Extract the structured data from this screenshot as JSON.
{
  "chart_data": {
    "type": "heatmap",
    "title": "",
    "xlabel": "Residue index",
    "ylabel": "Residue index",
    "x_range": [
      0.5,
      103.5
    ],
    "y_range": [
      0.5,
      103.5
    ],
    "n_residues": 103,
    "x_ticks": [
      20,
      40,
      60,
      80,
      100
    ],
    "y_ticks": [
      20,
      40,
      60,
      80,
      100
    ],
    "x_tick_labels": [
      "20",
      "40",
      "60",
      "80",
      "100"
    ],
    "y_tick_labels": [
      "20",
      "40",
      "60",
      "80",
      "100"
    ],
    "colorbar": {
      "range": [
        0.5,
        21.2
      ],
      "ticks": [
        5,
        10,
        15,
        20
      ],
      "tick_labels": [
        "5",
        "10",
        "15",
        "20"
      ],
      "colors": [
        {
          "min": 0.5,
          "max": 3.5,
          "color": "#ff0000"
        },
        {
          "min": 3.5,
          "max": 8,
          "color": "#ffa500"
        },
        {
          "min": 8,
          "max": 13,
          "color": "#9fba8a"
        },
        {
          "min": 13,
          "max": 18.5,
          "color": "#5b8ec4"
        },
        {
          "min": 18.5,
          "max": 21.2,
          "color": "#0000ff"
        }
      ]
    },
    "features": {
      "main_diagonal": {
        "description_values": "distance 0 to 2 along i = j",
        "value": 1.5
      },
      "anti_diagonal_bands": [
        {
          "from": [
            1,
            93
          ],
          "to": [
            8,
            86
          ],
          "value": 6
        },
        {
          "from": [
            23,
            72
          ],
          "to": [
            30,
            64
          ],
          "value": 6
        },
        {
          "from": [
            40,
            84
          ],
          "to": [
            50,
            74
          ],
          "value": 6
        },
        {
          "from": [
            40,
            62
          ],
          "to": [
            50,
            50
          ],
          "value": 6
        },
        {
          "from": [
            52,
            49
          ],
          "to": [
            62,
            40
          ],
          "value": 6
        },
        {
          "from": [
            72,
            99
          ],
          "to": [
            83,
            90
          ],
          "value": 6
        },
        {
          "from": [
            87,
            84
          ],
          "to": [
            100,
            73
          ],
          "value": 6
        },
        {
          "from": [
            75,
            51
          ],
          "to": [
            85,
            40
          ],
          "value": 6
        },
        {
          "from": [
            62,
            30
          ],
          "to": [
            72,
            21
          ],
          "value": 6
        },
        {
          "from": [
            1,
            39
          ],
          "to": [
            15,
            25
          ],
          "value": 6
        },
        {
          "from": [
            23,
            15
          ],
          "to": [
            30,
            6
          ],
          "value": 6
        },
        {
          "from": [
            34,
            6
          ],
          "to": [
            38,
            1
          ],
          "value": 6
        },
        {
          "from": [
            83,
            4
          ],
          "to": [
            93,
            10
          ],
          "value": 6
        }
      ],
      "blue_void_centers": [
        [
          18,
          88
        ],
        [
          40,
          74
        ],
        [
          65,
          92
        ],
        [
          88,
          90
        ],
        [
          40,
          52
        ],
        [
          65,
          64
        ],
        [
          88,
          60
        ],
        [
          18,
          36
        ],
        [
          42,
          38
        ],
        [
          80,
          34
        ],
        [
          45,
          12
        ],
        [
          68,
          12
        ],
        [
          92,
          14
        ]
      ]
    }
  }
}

☆ ☆ ☆

__What you need to do__:
Reproduce each line verbatim.

__Exercise solution__:
Extract the structured data from this screenshot as JSON.
{
  "chart_data": {
    "type": "heatmap",
    "title": "",
    "xlabel": "Residue index",
    "ylabel": "Residue index",
    "x_range": [
      0.5,
      103.5
    ],
    "y_range": [
      0.5,
      103.5
    ],
    "n_residues": 103,
    "x_ticks": [
      20,
      40,
      60,
      80,
      100
    ],
    "y_ticks": [
      20,
      40,
      60,
      80,
      100
    ],
    "x_tick_labels": [
      "20",
      "40",
      "60",
      "80",
      "100"
    ],
    "y_tick_labels": [
      "20",
      "40",
      "60",
      "80",
      "100"
    ],
    "colorbar": {
      "range": [
        0.5,
        21.2
      ],
      "ticks": [
        5,
        10,
        15,
        20
      ],
      "tick_labels": [
        "5",
        "10",
        "15",
        "20"
      ],
      "colors": [
        {
          "min": 0.5,
          "max": 3.5,
          "color": "#ff0000"
        },
        {
          "min": 3.5,
          "max": 8,
          "color": "#ffa500"
        },
        {
          "min": 8,
          "max": 13,
          "color": "#9fba8a"
        },
        {
          "min": 13,
          "max": 18.5,
          "color": "#5b8ec4"
        },
        {
          "min": 18.5,
          "max": 21.2,
          "color": "#0000ff"
        }
      ]
    },
    "features": {
      "main_diagonal": {
        "description_values": "distance 0 to 2 along i = j",
        "value": 1.5
      },
      "anti_diagonal_bands": [
        {
          "from": [
            1,
            93
          ],
          "to": [
            8,
            86
          ],
          "value": 6
        },
        {
          "from": [
            23,
            72
          ],
          "to": [
            30,
            64
          ],
          "value": 6
        },
        {
          "from": [
            40,
            84
          ],
          "to": [
            50,
            74
          ],
          "value": 6
        },
        {
          "from": [
            40,
            62
          ],
          "to": [
            50,
            50
          ],
          "value": 6
        },
        {
          "from": [
            52,
            49
          ],
          "to": [
            62,
            40
          ],
          "value": 6
        },
        {
          "from": [
            72,
            99
          ],
          "to": [
            83,
            90
          ],
          "value": 6
        },
        {
          "from": [
            87,
            84
          ],
          "to": [
            100,
            73
          ],
          "value": 6
        },
        {
          "from": [
            75,
            51
          ],
          "to": [
            85,
            40
          ],
          "value": 6
        },
        {
          "from": [
            62,
            30
          ],
          "to": [
            72,
            21
          ],
          "value": 6
        },
        {
          "from": [
            1,
            39
          ],
          "to": [
            15,
            25
          ],
          "value": 6
        },
        {
          "from": [
            23,
            15
          ],
          "to": [
            30,
            6
          ],
          "value": 6
        },
        {
          "from": [
            34,
            6
          ],
          "to": [
            38,
            1
          ],
          "value": 6
        },
        {
          "from": [
            83,
            4
          ],
          "to": [
            93,
            10
          ],
          "value": 6
        }
      ],
      "blue_void_centers": [
        [
          18,
          88
        ],
        [
          40,
          74
        ],
        [
          65,
          92
        ],
        [
          88,
          90
        ],
        [
          40,
          52
        ],
        [
          65,
          64
        ],
        [
          88,
          60
        ],
        [
          18,
          36
        ],
        [
          42,
          38
        ],
        [
          80,
          34
        ],
        [
          45,
          12
        ],
        [
          68,
          12
        ],
        [
          92,
          14
        ]
      ]
    }
  }
}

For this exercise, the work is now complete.